- **Description of the task**: What is the number of lines in the entries below that include the word "need"? Provide the number only.

[Part of a data file]
════════

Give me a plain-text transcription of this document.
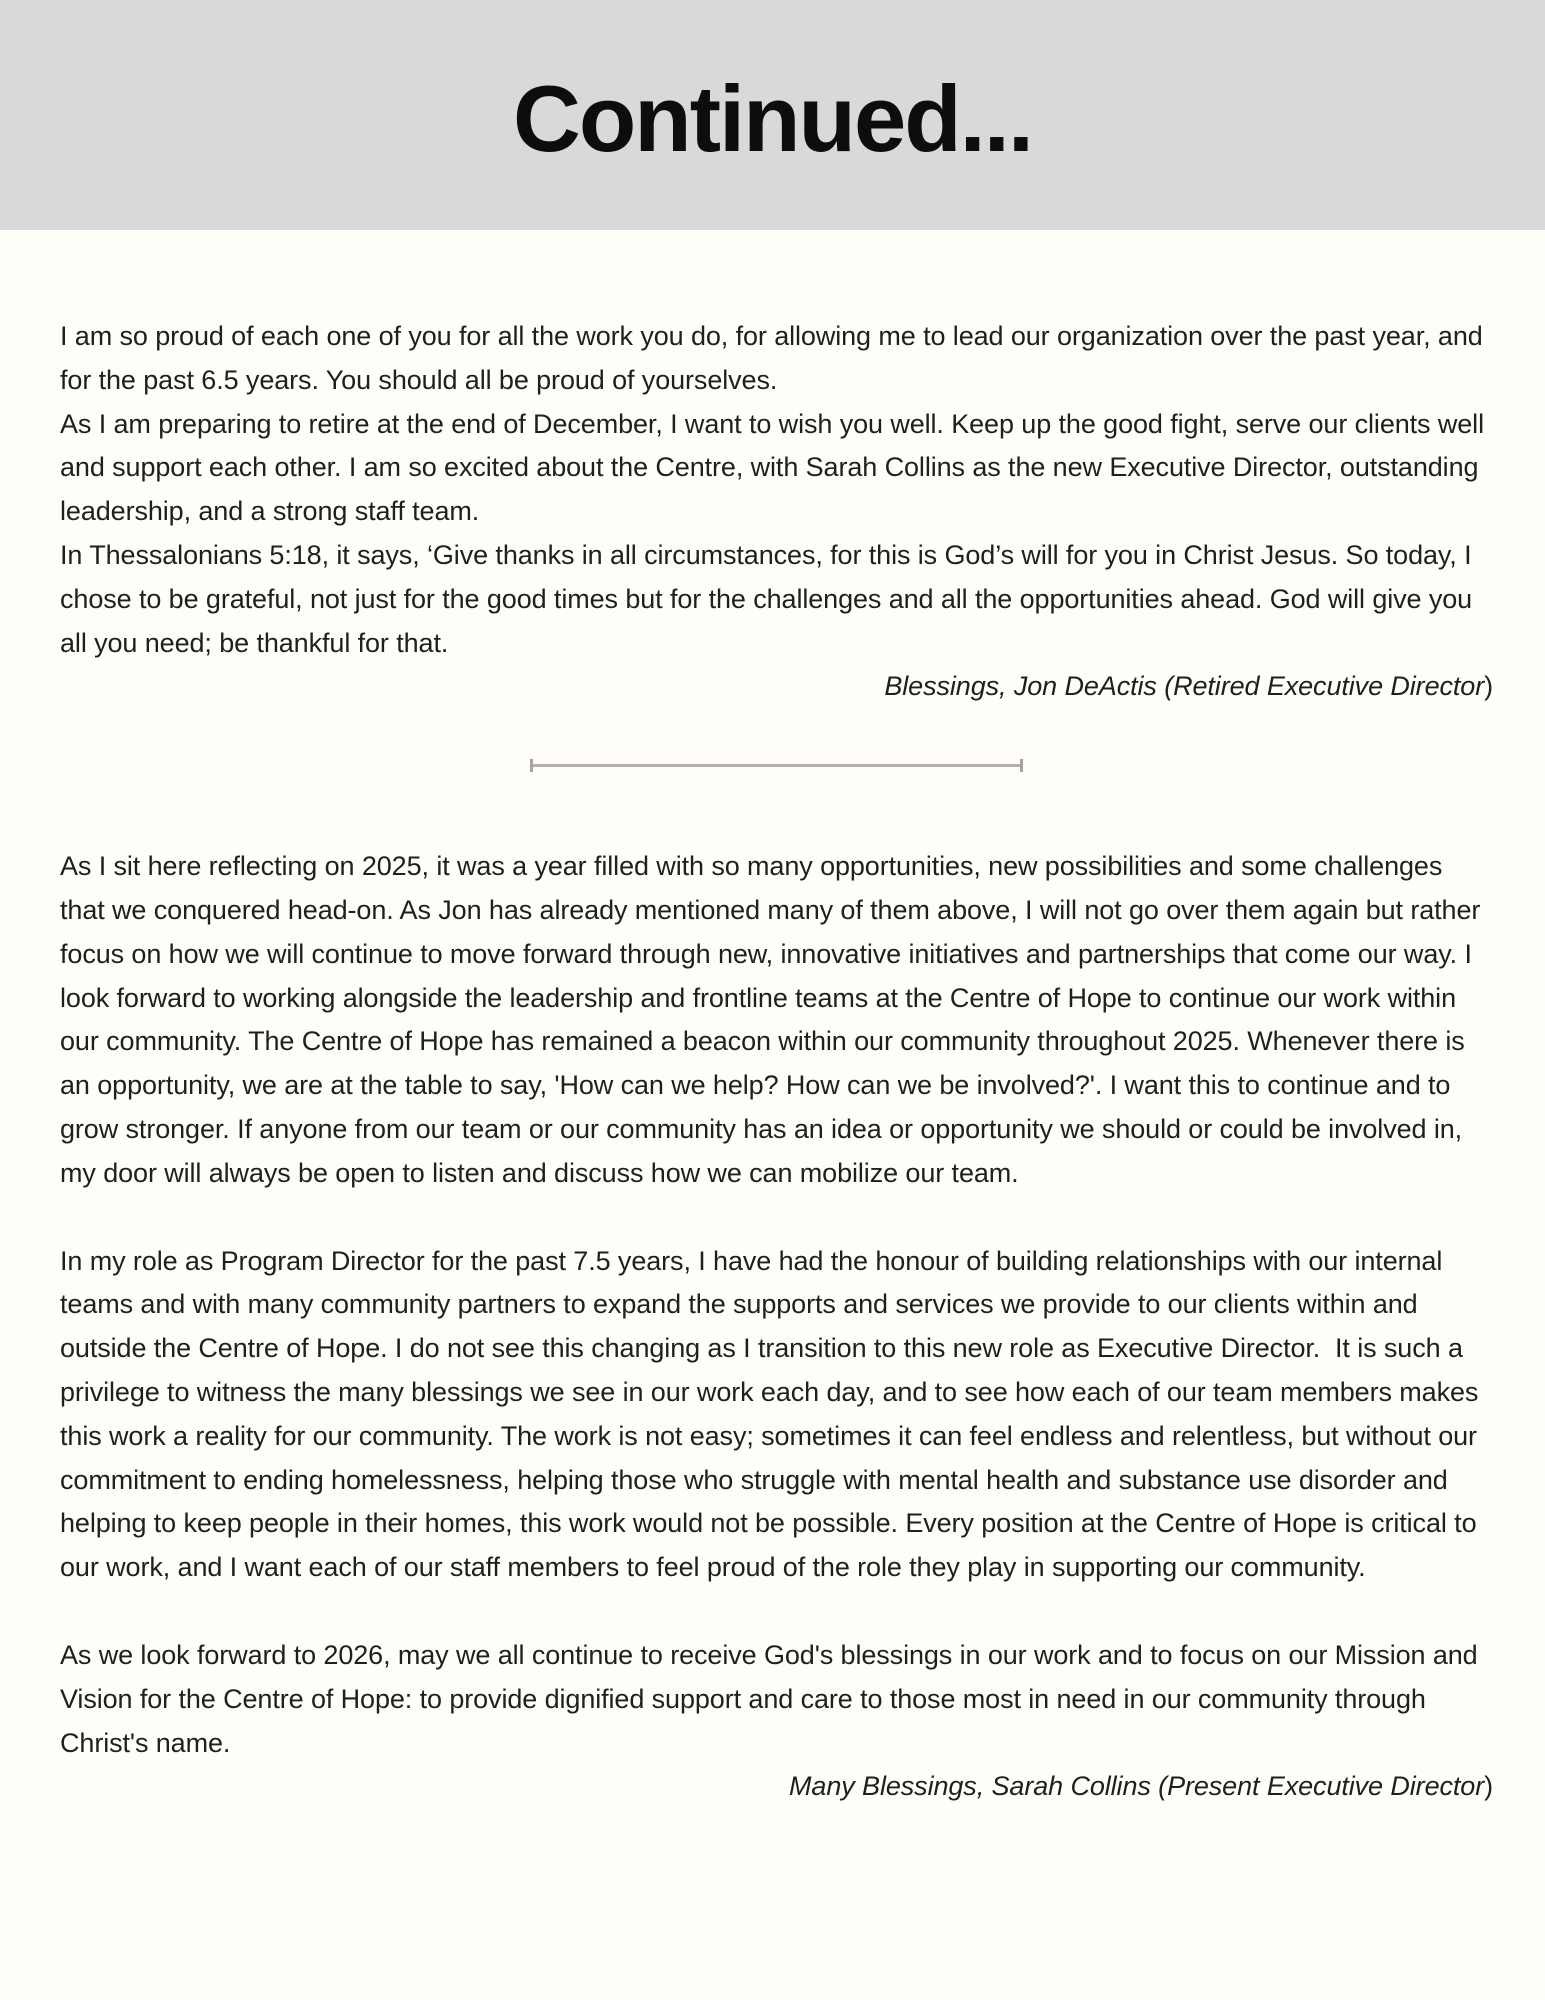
Continued...

I am so proud of each one of you for all the work you do, for allowing me to lead our organization over the past year, and for the past 6.5 years. You should all be proud of yourselves.

As I am preparing to retire at the end of December, I want to wish you well. Keep up the good fight, serve our clients well and support each other. I am so excited about the Centre, with Sarah Collins as the new Executive Director, outstanding leadership, and a strong staff team.

In Thessalonians 5:18, it says, ‘Give thanks in all circumstances, for this is God’s will for you in Christ Jesus. So today, I chose to be grateful, not just for the good times but for the challenges and all the opportunities ahead. God will give you all you need; be thankful for that.

Blessings, Jon DeActis (Retired Executive Director)

As I sit here reflecting on 2025, it was a year filled with so many opportunities, new possibilities and some challenges that we conquered head-on. As Jon has already mentioned many of them above, I will not go over them again but rather focus on how we will continue to move forward through new, innovative initiatives and partnerships that come our way. I look forward to working alongside the leadership and frontline teams at the Centre of Hope to continue our work within our community. The Centre of Hope has remained a beacon within our community throughout 2025. Whenever there is an opportunity, we are at the table to say, 'How can we help? How can we be involved?'. I want this to continue and to grow stronger. If anyone from our team or our community has an idea or opportunity we should or could be involved in, my door will always be open to listen and discuss how we can mobilize our team.

In my role as Program Director for the past 7.5 years, I have had the honour of building relationships with our internal teams and with many community partners to expand the supports and services we provide to our clients within and outside the Centre of Hope. I do not see this changing as I transition to this new role as Executive Director.  It is such a privilege to witness the many blessings we see in our work each day, and to see how each of our team members makes this work a reality for our community. The work is not easy; sometimes it can feel endless and relentless, but without our commitment to ending homelessness, helping those who struggle with mental health and substance use disorder and helping to keep people in their homes, this work would not be possible. Every position at the Centre of Hope is critical to our work, and I want each of our staff members to feel proud of the role they play in supporting our community.

As we look forward to 2026, may we all continue to receive God's blessings in our work and to focus on our Mission and Vision for the Centre of Hope: to provide dignified support and care to those most in need in our community through Christ's name.

Many Blessings, Sarah Collins (Present Executive Director)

════════

- **Task output**: 2